— START GIVEN RECORDS —

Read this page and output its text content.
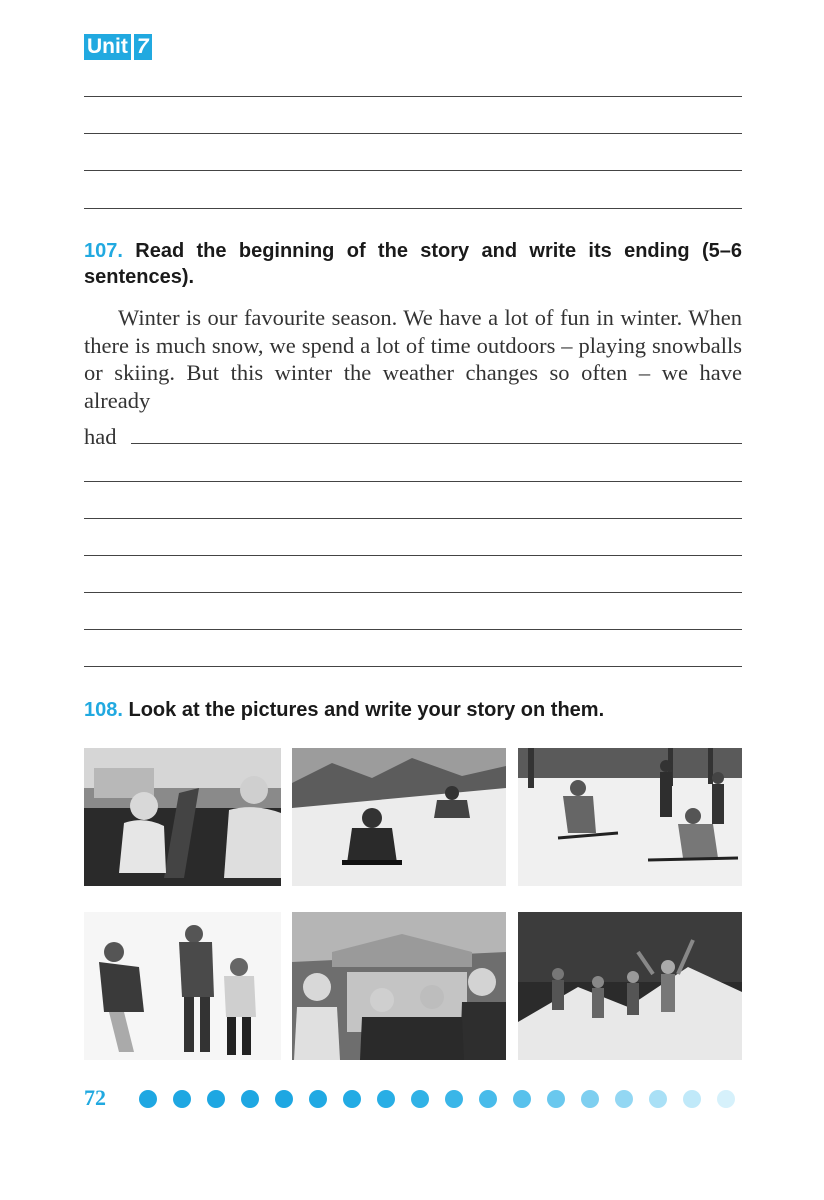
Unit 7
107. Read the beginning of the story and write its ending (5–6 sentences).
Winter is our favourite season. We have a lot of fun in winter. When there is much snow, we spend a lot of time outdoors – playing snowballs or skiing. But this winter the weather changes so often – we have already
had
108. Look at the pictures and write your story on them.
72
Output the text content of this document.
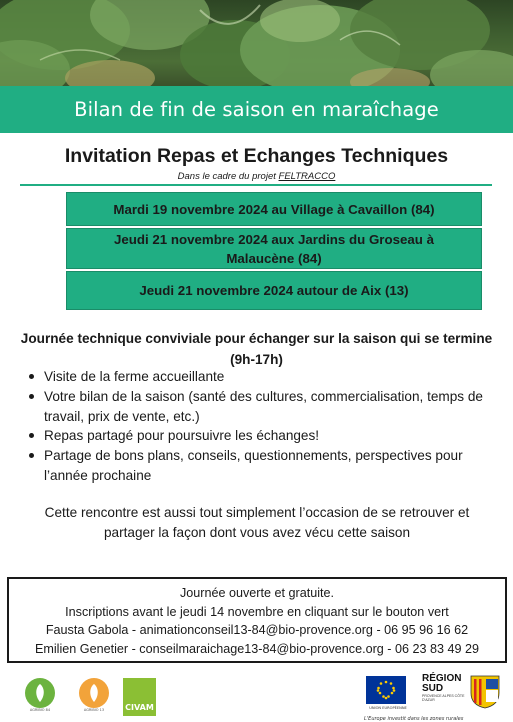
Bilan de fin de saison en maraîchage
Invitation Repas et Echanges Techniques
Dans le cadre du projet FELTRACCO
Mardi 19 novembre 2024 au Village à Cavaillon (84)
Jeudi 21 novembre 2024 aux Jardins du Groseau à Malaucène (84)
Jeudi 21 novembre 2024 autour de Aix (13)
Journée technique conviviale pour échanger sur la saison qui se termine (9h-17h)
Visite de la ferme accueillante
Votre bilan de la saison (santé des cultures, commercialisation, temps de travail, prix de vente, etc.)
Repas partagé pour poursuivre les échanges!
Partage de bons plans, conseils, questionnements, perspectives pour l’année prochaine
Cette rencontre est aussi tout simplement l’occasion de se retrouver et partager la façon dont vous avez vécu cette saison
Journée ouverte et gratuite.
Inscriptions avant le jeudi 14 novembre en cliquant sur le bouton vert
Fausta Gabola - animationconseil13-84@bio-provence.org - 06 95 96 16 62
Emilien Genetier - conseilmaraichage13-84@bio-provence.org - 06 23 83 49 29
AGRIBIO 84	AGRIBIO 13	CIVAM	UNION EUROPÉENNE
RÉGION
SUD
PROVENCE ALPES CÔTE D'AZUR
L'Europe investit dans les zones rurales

— END GIVEN RECORDS —
— START GIVEN RECORDS —

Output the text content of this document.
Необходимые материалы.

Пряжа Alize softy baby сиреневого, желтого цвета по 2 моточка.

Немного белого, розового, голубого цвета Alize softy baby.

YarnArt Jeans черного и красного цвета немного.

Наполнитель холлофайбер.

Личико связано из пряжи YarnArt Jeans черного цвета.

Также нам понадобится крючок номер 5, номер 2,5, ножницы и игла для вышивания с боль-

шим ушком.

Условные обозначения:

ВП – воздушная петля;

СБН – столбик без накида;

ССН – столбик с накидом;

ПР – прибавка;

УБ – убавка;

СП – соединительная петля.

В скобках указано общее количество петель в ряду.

— END GIVEN RECORDS —

BRIEF: Select and copy every line from the records that includes the word "pour".

RESULT OF THIS EXERCISE:
Journée technique conviviale pour échanger sur la saison qui se termine (9h-17h)
Repas partagé pour poursuivre les échanges!
Partage de bons plans, conseils, questionnements, perspectives pour l’année prochaine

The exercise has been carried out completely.